----- EXCERPTED RECORDS -----

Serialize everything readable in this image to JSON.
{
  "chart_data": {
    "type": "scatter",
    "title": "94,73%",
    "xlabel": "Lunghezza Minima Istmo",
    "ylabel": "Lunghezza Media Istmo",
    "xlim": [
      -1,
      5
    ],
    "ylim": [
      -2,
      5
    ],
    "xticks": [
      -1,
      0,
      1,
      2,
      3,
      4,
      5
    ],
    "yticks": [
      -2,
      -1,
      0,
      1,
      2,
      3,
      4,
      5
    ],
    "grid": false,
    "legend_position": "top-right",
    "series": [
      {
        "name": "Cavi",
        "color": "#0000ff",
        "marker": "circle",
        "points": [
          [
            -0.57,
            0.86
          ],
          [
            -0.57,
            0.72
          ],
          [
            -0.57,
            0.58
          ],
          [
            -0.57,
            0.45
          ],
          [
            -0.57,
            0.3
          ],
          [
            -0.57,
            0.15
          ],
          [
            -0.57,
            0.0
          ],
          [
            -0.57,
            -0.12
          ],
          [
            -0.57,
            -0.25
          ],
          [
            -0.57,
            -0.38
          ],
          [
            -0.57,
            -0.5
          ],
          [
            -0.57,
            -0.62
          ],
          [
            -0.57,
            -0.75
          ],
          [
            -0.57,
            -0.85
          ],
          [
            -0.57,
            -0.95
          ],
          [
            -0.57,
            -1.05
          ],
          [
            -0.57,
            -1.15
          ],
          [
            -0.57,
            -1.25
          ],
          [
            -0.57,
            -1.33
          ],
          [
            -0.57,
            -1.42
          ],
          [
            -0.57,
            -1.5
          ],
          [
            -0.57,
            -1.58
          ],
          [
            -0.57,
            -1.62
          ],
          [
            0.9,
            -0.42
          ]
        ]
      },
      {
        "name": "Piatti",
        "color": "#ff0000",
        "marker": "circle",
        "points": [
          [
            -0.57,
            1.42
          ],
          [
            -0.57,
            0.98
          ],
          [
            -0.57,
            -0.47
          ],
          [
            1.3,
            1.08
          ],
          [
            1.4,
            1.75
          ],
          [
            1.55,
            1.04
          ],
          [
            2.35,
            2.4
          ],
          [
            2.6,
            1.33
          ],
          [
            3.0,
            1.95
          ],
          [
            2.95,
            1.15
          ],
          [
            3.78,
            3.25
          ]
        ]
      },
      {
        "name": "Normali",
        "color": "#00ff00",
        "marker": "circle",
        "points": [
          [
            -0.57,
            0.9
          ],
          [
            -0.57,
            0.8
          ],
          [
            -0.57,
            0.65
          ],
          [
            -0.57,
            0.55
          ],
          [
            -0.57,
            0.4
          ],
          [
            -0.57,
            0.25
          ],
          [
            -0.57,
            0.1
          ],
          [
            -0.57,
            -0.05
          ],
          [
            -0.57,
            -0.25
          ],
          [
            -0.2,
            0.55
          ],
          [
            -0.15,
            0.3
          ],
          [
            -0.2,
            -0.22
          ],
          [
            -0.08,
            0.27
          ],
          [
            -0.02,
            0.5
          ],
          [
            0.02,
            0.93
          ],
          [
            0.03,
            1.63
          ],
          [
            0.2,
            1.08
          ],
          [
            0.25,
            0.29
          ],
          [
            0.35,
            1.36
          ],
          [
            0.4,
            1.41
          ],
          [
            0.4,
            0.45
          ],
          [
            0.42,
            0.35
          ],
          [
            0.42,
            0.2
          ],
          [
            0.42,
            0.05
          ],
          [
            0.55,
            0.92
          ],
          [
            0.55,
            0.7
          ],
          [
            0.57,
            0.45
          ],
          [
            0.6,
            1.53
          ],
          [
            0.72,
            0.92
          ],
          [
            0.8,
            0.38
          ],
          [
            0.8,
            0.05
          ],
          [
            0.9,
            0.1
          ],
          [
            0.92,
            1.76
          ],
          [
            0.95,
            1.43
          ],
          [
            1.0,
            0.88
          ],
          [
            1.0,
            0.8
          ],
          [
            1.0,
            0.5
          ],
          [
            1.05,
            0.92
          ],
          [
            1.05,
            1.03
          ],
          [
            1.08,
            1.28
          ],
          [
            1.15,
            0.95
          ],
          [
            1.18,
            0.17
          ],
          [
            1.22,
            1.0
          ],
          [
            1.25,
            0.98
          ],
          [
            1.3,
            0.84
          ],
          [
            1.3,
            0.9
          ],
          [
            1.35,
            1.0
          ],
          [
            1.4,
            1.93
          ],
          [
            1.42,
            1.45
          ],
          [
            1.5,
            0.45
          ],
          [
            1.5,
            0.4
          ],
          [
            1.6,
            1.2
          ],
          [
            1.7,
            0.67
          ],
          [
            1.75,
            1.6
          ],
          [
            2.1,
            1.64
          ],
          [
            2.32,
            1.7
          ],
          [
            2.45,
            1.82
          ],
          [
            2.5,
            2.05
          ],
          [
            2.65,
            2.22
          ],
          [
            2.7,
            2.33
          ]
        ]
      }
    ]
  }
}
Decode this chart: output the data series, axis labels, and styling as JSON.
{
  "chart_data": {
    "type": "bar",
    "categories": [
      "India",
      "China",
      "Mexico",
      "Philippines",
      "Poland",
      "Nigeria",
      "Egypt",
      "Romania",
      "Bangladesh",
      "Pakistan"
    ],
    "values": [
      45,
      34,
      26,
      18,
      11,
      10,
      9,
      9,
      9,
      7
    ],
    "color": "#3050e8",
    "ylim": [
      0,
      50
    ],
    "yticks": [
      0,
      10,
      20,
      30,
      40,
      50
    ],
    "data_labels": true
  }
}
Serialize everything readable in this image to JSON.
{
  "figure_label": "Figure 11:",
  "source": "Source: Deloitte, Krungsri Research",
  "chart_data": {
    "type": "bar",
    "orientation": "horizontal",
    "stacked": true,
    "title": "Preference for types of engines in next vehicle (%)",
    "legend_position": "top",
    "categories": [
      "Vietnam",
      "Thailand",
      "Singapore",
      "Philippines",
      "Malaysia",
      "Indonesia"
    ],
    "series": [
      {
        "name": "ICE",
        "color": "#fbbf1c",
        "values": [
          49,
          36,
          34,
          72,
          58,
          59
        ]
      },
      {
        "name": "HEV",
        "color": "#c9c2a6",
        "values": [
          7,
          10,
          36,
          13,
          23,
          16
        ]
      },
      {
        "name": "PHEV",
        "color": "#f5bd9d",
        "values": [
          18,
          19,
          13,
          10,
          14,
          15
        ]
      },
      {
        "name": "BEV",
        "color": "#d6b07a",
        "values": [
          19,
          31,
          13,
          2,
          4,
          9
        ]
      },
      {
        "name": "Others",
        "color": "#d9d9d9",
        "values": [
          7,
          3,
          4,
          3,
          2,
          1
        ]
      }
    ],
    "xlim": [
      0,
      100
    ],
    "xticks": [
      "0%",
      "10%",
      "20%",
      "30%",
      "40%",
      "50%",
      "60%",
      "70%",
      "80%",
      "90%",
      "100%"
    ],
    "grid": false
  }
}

-----

# GOAL:
Repeat the data above, word for word.

# FULL OUTPUT:
Serialize everything readable in this image to JSON.
{
  "chart_data": {
    "type": "scatter",
    "title": "94,73%",
    "xlabel": "Lunghezza Minima Istmo",
    "ylabel": "Lunghezza Media Istmo",
    "xlim": [
      -1,
      5
    ],
    "ylim": [
      -2,
      5
    ],
    "xticks": [
      -1,
      0,
      1,
      2,
      3,
      4,
      5
    ],
    "yticks": [
      -2,
      -1,
      0,
      1,
      2,
      3,
      4,
      5
    ],
    "grid": false,
    "legend_position": "top-right",
    "series": [
      {
        "name": "Cavi",
        "color": "#0000ff",
        "marker": "circle",
        "points": [
          [
            -0.57,
            0.86
          ],
          [
            -0.57,
            0.72
          ],
          [
            -0.57,
            0.58
          ],
          [
            -0.57,
            0.45
          ],
          [
            -0.57,
            0.3
          ],
          [
            -0.57,
            0.15
          ],
          [
            -0.57,
            0.0
          ],
          [
            -0.57,
            -0.12
          ],
          [
            -0.57,
            -0.25
          ],
          [
            -0.57,
            -0.38
          ],
          [
            -0.57,
            -0.5
          ],
          [
            -0.57,
            -0.62
          ],
          [
            -0.57,
            -0.75
          ],
          [
            -0.57,
            -0.85
          ],
          [
            -0.57,
            -0.95
          ],
          [
            -0.57,
            -1.05
          ],
          [
            -0.57,
            -1.15
          ],
          [
            -0.57,
            -1.25
          ],
          [
            -0.57,
            -1.33
          ],
          [
            -0.57,
            -1.42
          ],
          [
            -0.57,
            -1.5
          ],
          [
            -0.57,
            -1.58
          ],
          [
            -0.57,
            -1.62
          ],
          [
            0.9,
            -0.42
          ]
        ]
      },
      {
        "name": "Piatti",
        "color": "#ff0000",
        "marker": "circle",
        "points": [
          [
            -0.57,
            1.42
          ],
          [
            -0.57,
            0.98
          ],
          [
            -0.57,
            -0.47
          ],
          [
            1.3,
            1.08
          ],
          [
            1.4,
            1.75
          ],
          [
            1.55,
            1.04
          ],
          [
            2.35,
            2.4
          ],
          [
            2.6,
            1.33
          ],
          [
            3.0,
            1.95
          ],
          [
            2.95,
            1.15
          ],
          [
            3.78,
            3.25
          ]
        ]
      },
      {
        "name": "Normali",
        "color": "#00ff00",
        "marker": "circle",
        "points": [
          [
            -0.57,
            0.9
          ],
          [
            -0.57,
            0.8
          ],
          [
            -0.57,
            0.65
          ],
          [
            -0.57,
            0.55
          ],
          [
            -0.57,
            0.4
          ],
          [
            -0.57,
            0.25
          ],
          [
            -0.57,
            0.1
          ],
          [
            -0.57,
            -0.05
          ],
          [
            -0.57,
            -0.25
          ],
          [
            -0.2,
            0.55
          ],
          [
            -0.15,
            0.3
          ],
          [
            -0.2,
            -0.22
          ],
          [
            -0.08,
            0.27
          ],
          [
            -0.02,
            0.5
          ],
          [
            0.02,
            0.93
          ],
          [
            0.03,
            1.63
          ],
          [
            0.2,
            1.08
          ],
          [
            0.25,
            0.29
          ],
          [
            0.35,
            1.36
          ],
          [
            0.4,
            1.41
          ],
          [
            0.4,
            0.45
          ],
          [
            0.42,
            0.35
          ],
          [
            0.42,
            0.2
          ],
          [
            0.42,
            0.05
          ],
          [
            0.55,
            0.92
          ],
          [
            0.55,
            0.7
          ],
          [
            0.57,
            0.45
          ],
          [
            0.6,
            1.53
          ],
          [
            0.72,
            0.92
          ],
          [
            0.8,
            0.38
          ],
          [
            0.8,
            0.05
          ],
          [
            0.9,
            0.1
          ],
          [
            0.92,
            1.76
          ],
          [
            0.95,
            1.43
          ],
          [
            1.0,
            0.88
          ],
          [
            1.0,
            0.8
          ],
          [
            1.0,
            0.5
          ],
          [
            1.05,
            0.92
          ],
          [
            1.05,
            1.03
          ],
          [
            1.08,
            1.28
          ],
          [
            1.15,
            0.95
          ],
          [
            1.18,
            0.17
          ],
          [
            1.22,
            1.0
          ],
          [
            1.25,
            0.98
          ],
          [
            1.3,
            0.84
          ],
          [
            1.3,
            0.9
          ],
          [
            1.35,
            1.0
          ],
          [
            1.4,
            1.93
          ],
          [
            1.42,
            1.45
          ],
          [
            1.5,
            0.45
          ],
          [
            1.5,
            0.4
          ],
          [
            1.6,
            1.2
          ],
          [
            1.7,
            0.67
          ],
          [
            1.75,
            1.6
          ],
          [
            2.1,
            1.64
          ],
          [
            2.32,
            1.7
          ],
          [
            2.45,
            1.82
          ],
          [
            2.5,
            2.05
          ],
          [
            2.65,
            2.22
          ],
          [
            2.7,
            2.33
          ]
        ]
      }
    ]
  }
}
Decode this chart: output the data series, axis labels, and styling as JSON.
{
  "chart_data": {
    "type": "bar",
    "categories": [
      "India",
      "China",
      "Mexico",
      "Philippines",
      "Poland",
      "Nigeria",
      "Egypt",
      "Romania",
      "Bangladesh",
      "Pakistan"
    ],
    "values": [
      45,
      34,
      26,
      18,
      11,
      10,
      9,
      9,
      9,
      7
    ],
    "color": "#3050e8",
    "ylim": [
      0,
      50
    ],
    "yticks": [
      0,
      10,
      20,
      30,
      40,
      50
    ],
    "data_labels": true
  }
}
Serialize everything readable in this image to JSON.
{
  "figure_label": "Figure 11:",
  "source": "Source: Deloitte, Krungsri Research",
  "chart_data": {
    "type": "bar",
    "orientation": "horizontal",
    "stacked": true,
    "title": "Preference for types of engines in next vehicle (%)",
    "legend_position": "top",
    "categories": [
      "Vietnam",
      "Thailand",
      "Singapore",
      "Philippines",
      "Malaysia",
      "Indonesia"
    ],
    "series": [
      {
        "name": "ICE",
        "color": "#fbbf1c",
        "values": [
          49,
          36,
          34,
          72,
          58,
          59
        ]
      },
      {
        "name": "HEV",
        "color": "#c9c2a6",
        "values": [
          7,
          10,
          36,
          13,
          23,
          16
        ]
      },
      {
        "name": "PHEV",
        "color": "#f5bd9d",
        "values": [
          18,
          19,
          13,
          10,
          14,
          15
        ]
      },
      {
        "name": "BEV",
        "color": "#d6b07a",
        "values": [
          19,
          31,
          13,
          2,
          4,
          9
        ]
      },
      {
        "name": "Others",
        "color": "#d9d9d9",
        "values": [
          7,
          3,
          4,
          3,
          2,
          1
        ]
      }
    ],
    "xlim": [
      0,
      100
    ],
    "xticks": [
      "0%",
      "10%",
      "20%",
      "30%",
      "40%",
      "50%",
      "60%",
      "70%",
      "80%",
      "90%",
      "100%"
    ],
    "grid": false
  }
}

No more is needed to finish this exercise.